Extract the entries in their exact form.
━━━━━━━━━━
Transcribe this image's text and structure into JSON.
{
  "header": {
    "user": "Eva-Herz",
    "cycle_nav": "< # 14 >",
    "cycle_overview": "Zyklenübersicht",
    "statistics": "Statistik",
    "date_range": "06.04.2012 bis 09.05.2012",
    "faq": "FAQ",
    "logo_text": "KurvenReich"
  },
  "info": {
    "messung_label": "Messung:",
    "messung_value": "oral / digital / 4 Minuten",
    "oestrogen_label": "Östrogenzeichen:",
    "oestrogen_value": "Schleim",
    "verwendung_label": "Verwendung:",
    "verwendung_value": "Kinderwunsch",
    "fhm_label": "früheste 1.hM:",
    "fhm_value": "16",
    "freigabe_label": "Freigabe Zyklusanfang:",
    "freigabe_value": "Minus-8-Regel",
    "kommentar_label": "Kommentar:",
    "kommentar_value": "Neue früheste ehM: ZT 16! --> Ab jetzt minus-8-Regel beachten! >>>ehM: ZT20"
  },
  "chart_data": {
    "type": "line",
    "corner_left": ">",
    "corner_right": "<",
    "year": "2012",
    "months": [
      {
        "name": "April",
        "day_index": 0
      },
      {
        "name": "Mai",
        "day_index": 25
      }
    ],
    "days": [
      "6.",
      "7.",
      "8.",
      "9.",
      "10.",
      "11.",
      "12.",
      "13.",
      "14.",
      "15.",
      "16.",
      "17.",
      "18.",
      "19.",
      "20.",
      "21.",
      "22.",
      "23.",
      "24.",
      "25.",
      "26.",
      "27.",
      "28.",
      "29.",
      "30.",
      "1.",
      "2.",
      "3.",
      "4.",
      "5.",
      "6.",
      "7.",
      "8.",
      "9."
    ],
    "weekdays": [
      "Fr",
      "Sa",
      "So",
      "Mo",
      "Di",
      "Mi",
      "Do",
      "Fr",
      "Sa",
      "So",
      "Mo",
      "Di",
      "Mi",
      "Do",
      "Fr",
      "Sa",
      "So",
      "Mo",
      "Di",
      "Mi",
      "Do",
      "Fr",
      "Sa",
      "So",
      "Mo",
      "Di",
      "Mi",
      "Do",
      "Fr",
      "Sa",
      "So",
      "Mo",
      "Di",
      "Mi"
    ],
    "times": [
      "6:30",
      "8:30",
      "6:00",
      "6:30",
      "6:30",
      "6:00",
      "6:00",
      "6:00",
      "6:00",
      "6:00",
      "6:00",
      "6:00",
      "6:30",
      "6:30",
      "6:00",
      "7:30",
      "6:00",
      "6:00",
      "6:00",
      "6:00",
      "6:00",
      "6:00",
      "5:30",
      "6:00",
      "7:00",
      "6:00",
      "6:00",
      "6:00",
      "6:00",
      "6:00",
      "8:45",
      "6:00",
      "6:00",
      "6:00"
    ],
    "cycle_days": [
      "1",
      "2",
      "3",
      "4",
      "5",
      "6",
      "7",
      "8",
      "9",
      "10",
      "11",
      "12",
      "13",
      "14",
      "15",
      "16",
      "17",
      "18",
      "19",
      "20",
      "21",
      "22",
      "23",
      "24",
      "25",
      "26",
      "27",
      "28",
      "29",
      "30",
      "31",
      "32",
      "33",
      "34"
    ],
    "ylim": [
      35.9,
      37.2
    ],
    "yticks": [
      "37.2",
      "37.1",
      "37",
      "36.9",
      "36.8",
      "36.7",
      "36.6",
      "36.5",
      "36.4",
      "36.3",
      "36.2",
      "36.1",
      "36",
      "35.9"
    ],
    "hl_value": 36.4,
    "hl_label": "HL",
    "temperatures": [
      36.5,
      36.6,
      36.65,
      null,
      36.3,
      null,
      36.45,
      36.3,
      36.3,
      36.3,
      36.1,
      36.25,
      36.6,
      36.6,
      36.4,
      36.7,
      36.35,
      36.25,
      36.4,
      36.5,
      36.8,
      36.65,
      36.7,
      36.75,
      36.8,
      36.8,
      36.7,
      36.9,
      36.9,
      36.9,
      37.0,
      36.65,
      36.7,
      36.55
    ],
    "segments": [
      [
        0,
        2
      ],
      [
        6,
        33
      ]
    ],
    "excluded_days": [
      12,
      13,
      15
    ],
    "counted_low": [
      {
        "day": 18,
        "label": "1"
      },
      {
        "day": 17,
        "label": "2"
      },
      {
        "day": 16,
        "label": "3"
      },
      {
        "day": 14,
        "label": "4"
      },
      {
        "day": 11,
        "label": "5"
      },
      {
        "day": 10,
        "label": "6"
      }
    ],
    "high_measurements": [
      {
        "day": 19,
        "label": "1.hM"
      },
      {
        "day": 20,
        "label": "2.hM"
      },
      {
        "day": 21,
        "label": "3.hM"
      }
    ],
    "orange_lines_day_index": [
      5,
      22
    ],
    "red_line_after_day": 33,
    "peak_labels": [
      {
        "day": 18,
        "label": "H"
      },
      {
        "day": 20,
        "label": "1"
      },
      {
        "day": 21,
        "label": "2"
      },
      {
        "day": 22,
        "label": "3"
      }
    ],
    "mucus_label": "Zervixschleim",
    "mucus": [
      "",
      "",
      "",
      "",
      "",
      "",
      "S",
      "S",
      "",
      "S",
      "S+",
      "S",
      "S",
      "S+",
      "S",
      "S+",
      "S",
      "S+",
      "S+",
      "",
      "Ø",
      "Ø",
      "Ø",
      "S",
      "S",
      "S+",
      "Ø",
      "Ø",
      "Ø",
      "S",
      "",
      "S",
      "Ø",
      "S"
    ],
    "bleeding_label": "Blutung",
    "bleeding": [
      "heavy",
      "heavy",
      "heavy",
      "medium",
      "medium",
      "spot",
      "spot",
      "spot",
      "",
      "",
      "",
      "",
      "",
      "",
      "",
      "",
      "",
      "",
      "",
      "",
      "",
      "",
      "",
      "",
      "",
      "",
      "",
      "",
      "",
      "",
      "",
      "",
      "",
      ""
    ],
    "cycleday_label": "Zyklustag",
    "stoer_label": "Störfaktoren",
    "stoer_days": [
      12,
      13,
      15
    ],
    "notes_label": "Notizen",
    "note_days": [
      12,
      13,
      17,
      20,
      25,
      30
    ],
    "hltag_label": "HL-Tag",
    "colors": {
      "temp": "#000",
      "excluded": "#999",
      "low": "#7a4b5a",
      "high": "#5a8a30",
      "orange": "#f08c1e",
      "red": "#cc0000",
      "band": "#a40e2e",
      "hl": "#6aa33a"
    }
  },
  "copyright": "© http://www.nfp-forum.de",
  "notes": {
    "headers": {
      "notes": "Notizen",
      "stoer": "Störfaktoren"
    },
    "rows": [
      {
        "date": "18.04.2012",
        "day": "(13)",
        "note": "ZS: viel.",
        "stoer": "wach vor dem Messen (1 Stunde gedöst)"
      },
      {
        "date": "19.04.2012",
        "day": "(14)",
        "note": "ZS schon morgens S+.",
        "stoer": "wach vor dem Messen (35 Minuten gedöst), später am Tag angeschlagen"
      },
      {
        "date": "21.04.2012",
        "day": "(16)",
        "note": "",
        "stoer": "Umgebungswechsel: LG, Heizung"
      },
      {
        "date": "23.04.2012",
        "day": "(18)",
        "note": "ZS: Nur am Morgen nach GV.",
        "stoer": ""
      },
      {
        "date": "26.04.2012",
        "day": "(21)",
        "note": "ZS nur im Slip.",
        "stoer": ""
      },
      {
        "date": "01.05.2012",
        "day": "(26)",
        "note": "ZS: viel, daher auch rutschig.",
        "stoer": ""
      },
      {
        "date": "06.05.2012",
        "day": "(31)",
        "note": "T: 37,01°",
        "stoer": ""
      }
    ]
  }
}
━━━━━━━━━━
## Solved problem
Transcribe this image's text and structure into JSON.
{
  "header": {
    "user": "Eva-Herz",
    "cycle_nav": "< # 14 >",
    "cycle_overview": "Zyklenübersicht",
    "statistics": "Statistik",
    "date_range": "06.04.2012 bis 09.05.2012",
    "faq": "FAQ",
    "logo_text": "KurvenReich"
  },
  "info": {
    "messung_label": "Messung:",
    "messung_value": "oral / digital / 4 Minuten",
    "oestrogen_label": "Östrogenzeichen:",
    "oestrogen_value": "Schleim",
    "verwendung_label": "Verwendung:",
    "verwendung_value": "Kinderwunsch",
    "fhm_label": "früheste 1.hM:",
    "fhm_value": "16",
    "freigabe_label": "Freigabe Zyklusanfang:",
    "freigabe_value": "Minus-8-Regel",
    "kommentar_label": "Kommentar:",
    "kommentar_value": "Neue früheste ehM: ZT 16! --> Ab jetzt minus-8-Regel beachten! >>>ehM: ZT20"
  },
  "chart_data": {
    "type": "line",
    "corner_left": ">",
    "corner_right": "<",
    "year": "2012",
    "months": [
      {
        "name": "April",
        "day_index": 0
      },
      {
        "name": "Mai",
        "day_index": 25
      }
    ],
    "days": [
      "6.",
      "7.",
      "8.",
      "9.",
      "10.",
      "11.",
      "12.",
      "13.",
      "14.",
      "15.",
      "16.",
      "17.",
      "18.",
      "19.",
      "20.",
      "21.",
      "22.",
      "23.",
      "24.",
      "25.",
      "26.",
      "27.",
      "28.",
      "29.",
      "30.",
      "1.",
      "2.",
      "3.",
      "4.",
      "5.",
      "6.",
      "7.",
      "8.",
      "9."
    ],
    "weekdays": [
      "Fr",
      "Sa",
      "So",
      "Mo",
      "Di",
      "Mi",
      "Do",
      "Fr",
      "Sa",
      "So",
      "Mo",
      "Di",
      "Mi",
      "Do",
      "Fr",
      "Sa",
      "So",
      "Mo",
      "Di",
      "Mi",
      "Do",
      "Fr",
      "Sa",
      "So",
      "Mo",
      "Di",
      "Mi",
      "Do",
      "Fr",
      "Sa",
      "So",
      "Mo",
      "Di",
      "Mi"
    ],
    "times": [
      "6:30",
      "8:30",
      "6:00",
      "6:30",
      "6:30",
      "6:00",
      "6:00",
      "6:00",
      "6:00",
      "6:00",
      "6:00",
      "6:00",
      "6:30",
      "6:30",
      "6:00",
      "7:30",
      "6:00",
      "6:00",
      "6:00",
      "6:00",
      "6:00",
      "6:00",
      "5:30",
      "6:00",
      "7:00",
      "6:00",
      "6:00",
      "6:00",
      "6:00",
      "6:00",
      "8:45",
      "6:00",
      "6:00",
      "6:00"
    ],
    "cycle_days": [
      "1",
      "2",
      "3",
      "4",
      "5",
      "6",
      "7",
      "8",
      "9",
      "10",
      "11",
      "12",
      "13",
      "14",
      "15",
      "16",
      "17",
      "18",
      "19",
      "20",
      "21",
      "22",
      "23",
      "24",
      "25",
      "26",
      "27",
      "28",
      "29",
      "30",
      "31",
      "32",
      "33",
      "34"
    ],
    "ylim": [
      35.9,
      37.2
    ],
    "yticks": [
      "37.2",
      "37.1",
      "37",
      "36.9",
      "36.8",
      "36.7",
      "36.6",
      "36.5",
      "36.4",
      "36.3",
      "36.2",
      "36.1",
      "36",
      "35.9"
    ],
    "hl_value": 36.4,
    "hl_label": "HL",
    "temperatures": [
      36.5,
      36.6,
      36.65,
      null,
      36.3,
      null,
      36.45,
      36.3,
      36.3,
      36.3,
      36.1,
      36.25,
      36.6,
      36.6,
      36.4,
      36.7,
      36.35,
      36.25,
      36.4,
      36.5,
      36.8,
      36.65,
      36.7,
      36.75,
      36.8,
      36.8,
      36.7,
      36.9,
      36.9,
      36.9,
      37.0,
      36.65,
      36.7,
      36.55
    ],
    "segments": [
      [
        0,
        2
      ],
      [
        6,
        33
      ]
    ],
    "excluded_days": [
      12,
      13,
      15
    ],
    "counted_low": [
      {
        "day": 18,
        "label": "1"
      },
      {
        "day": 17,
        "label": "2"
      },
      {
        "day": 16,
        "label": "3"
      },
      {
        "day": 14,
        "label": "4"
      },
      {
        "day": 11,
        "label": "5"
      },
      {
        "day": 10,
        "label": "6"
      }
    ],
    "high_measurements": [
      {
        "day": 19,
        "label": "1.hM"
      },
      {
        "day": 20,
        "label": "2.hM"
      },
      {
        "day": 21,
        "label": "3.hM"
      }
    ],
    "orange_lines_day_index": [
      5,
      22
    ],
    "red_line_after_day": 33,
    "peak_labels": [
      {
        "day": 18,
        "label": "H"
      },
      {
        "day": 20,
        "label": "1"
      },
      {
        "day": 21,
        "label": "2"
      },
      {
        "day": 22,
        "label": "3"
      }
    ],
    "mucus_label": "Zervixschleim",
    "mucus": [
      "",
      "",
      "",
      "",
      "",
      "",
      "S",
      "S",
      "",
      "S",
      "S+",
      "S",
      "S",
      "S+",
      "S",
      "S+",
      "S",
      "S+",
      "S+",
      "",
      "Ø",
      "Ø",
      "Ø",
      "S",
      "S",
      "S+",
      "Ø",
      "Ø",
      "Ø",
      "S",
      "",
      "S",
      "Ø",
      "S"
    ],
    "bleeding_label": "Blutung",
    "bleeding": [
      "heavy",
      "heavy",
      "heavy",
      "medium",
      "medium",
      "spot",
      "spot",
      "spot",
      "",
      "",
      "",
      "",
      "",
      "",
      "",
      "",
      "",
      "",
      "",
      "",
      "",
      "",
      "",
      "",
      "",
      "",
      "",
      "",
      "",
      "",
      "",
      "",
      "",
      ""
    ],
    "cycleday_label": "Zyklustag",
    "stoer_label": "Störfaktoren",
    "stoer_days": [
      12,
      13,
      15
    ],
    "notes_label": "Notizen",
    "note_days": [
      12,
      13,
      17,
      20,
      25,
      30
    ],
    "hltag_label": "HL-Tag",
    "colors": {
      "temp": "#000",
      "excluded": "#999",
      "low": "#7a4b5a",
      "high": "#5a8a30",
      "orange": "#f08c1e",
      "red": "#cc0000",
      "band": "#a40e2e",
      "hl": "#6aa33a"
    }
  },
  "copyright": "© http://www.nfp-forum.de",
  "notes": {
    "headers": {
      "notes": "Notizen",
      "stoer": "Störfaktoren"
    },
    "rows": [
      {
        "date": "18.04.2012",
        "day": "(13)",
        "note": "ZS: viel.",
        "stoer": "wach vor dem Messen (1 Stunde gedöst)"
      },
      {
        "date": "19.04.2012",
        "day": "(14)",
        "note": "ZS schon morgens S+.",
        "stoer": "wach vor dem Messen (35 Minuten gedöst), später am Tag angeschlagen"
      },
      {
        "date": "21.04.2012",
        "day": "(16)",
        "note": "",
        "stoer": "Umgebungswechsel: LG, Heizung"
      },
      {
        "date": "23.04.2012",
        "day": "(18)",
        "note": "ZS: Nur am Morgen nach GV.",
        "stoer": ""
      },
      {
        "date": "26.04.2012",
        "day": "(21)",
        "note": "ZS nur im Slip.",
        "stoer": ""
      },
      {
        "date": "01.05.2012",
        "day": "(26)",
        "note": "ZS: viel, daher auch rutschig.",
        "stoer": ""
      },
      {
        "date": "06.05.2012",
        "day": "(31)",
        "note": "T: 37,01°",
        "stoer": ""
      }
    ]
  }
}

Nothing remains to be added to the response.